*RECORDS PROVIDED:*
• • • •
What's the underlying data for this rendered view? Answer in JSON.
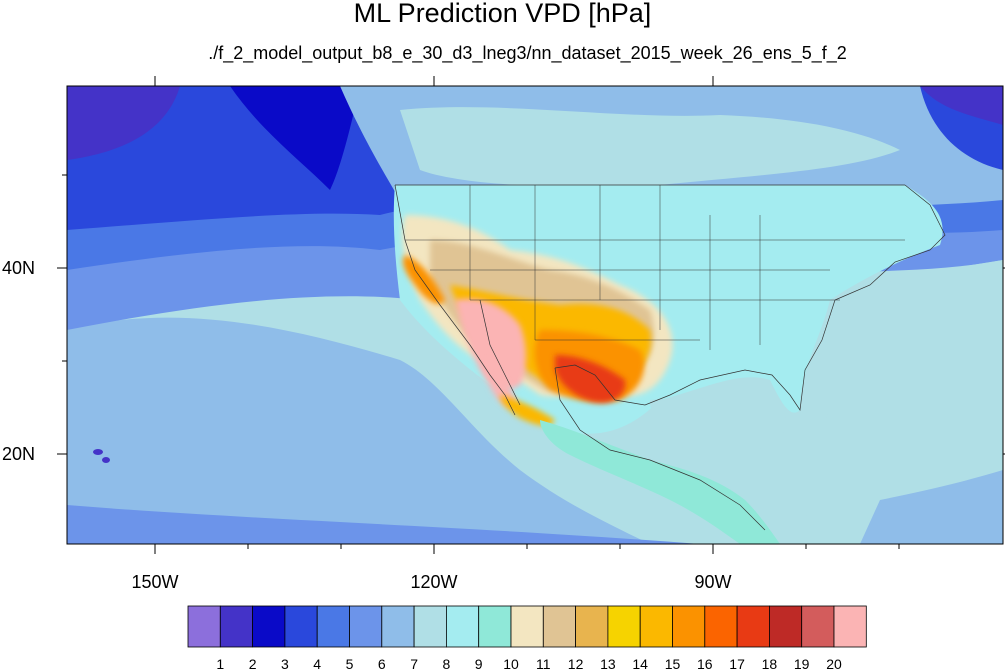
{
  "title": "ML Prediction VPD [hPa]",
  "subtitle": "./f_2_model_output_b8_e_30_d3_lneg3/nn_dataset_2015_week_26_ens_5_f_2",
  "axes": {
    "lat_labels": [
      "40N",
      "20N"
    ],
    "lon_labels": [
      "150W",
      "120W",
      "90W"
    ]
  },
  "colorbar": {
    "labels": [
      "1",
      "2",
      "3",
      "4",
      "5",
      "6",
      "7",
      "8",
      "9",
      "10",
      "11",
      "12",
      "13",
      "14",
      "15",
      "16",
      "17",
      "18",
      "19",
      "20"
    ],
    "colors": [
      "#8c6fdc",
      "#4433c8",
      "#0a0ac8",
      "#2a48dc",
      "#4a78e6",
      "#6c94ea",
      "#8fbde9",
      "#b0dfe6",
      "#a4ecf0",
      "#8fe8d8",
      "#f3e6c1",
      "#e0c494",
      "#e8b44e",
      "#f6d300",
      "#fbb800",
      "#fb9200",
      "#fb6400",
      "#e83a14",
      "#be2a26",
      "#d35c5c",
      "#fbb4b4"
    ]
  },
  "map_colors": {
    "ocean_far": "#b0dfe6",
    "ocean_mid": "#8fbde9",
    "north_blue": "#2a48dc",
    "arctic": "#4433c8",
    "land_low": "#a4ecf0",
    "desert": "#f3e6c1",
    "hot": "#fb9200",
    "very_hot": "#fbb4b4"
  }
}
• • • •
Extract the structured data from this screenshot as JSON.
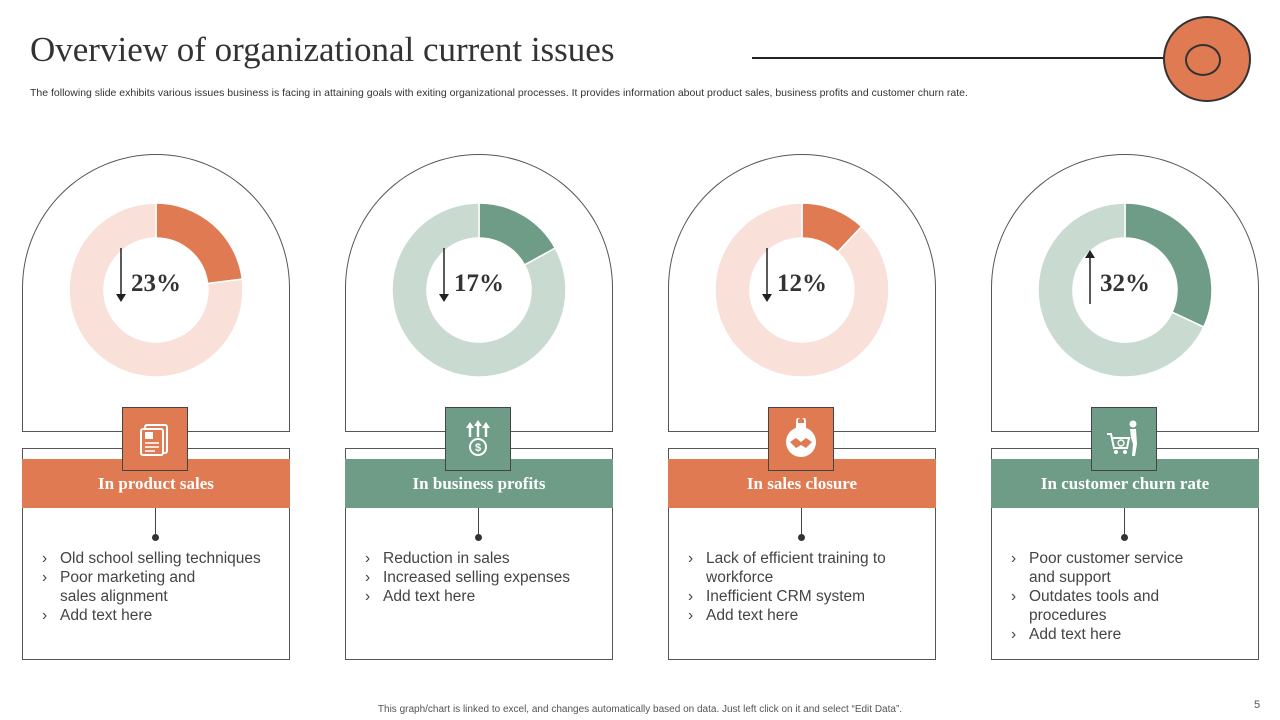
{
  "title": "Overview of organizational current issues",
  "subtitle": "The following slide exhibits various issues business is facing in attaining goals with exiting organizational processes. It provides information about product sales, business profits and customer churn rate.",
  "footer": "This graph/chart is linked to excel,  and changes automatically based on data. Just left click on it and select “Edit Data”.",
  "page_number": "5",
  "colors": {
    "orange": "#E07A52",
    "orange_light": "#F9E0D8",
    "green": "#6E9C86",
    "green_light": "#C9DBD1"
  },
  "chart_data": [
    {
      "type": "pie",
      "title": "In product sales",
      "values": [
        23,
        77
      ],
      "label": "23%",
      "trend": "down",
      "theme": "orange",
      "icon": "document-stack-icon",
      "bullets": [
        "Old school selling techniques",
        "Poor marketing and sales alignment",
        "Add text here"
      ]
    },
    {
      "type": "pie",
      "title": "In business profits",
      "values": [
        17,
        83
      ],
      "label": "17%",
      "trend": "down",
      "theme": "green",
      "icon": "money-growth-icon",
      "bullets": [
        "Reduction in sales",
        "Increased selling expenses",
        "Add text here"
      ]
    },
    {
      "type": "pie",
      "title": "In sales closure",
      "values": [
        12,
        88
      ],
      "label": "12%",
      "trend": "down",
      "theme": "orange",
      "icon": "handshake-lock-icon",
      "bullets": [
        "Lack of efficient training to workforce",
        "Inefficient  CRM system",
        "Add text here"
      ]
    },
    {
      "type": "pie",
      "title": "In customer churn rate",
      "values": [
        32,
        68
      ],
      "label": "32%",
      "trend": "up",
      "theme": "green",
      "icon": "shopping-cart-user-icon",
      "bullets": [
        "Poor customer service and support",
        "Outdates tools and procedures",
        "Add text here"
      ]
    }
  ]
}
• • • •
*TO DO:* Locate the word "subtitle" in the data above. Copy every line carrying it.

*ANSWER TO THE EXERCISE:*
  "subtitle": "./f_2_model_output_b8_e_30_d3_lneg3/nn_dataset_2015_week_26_ens_5_f_2",
  "subtitle": "The following slide exhibits various issues business is facing in attaining goals with exiting organizational processes. It provides information about product sales, business profits and customer churn rate.",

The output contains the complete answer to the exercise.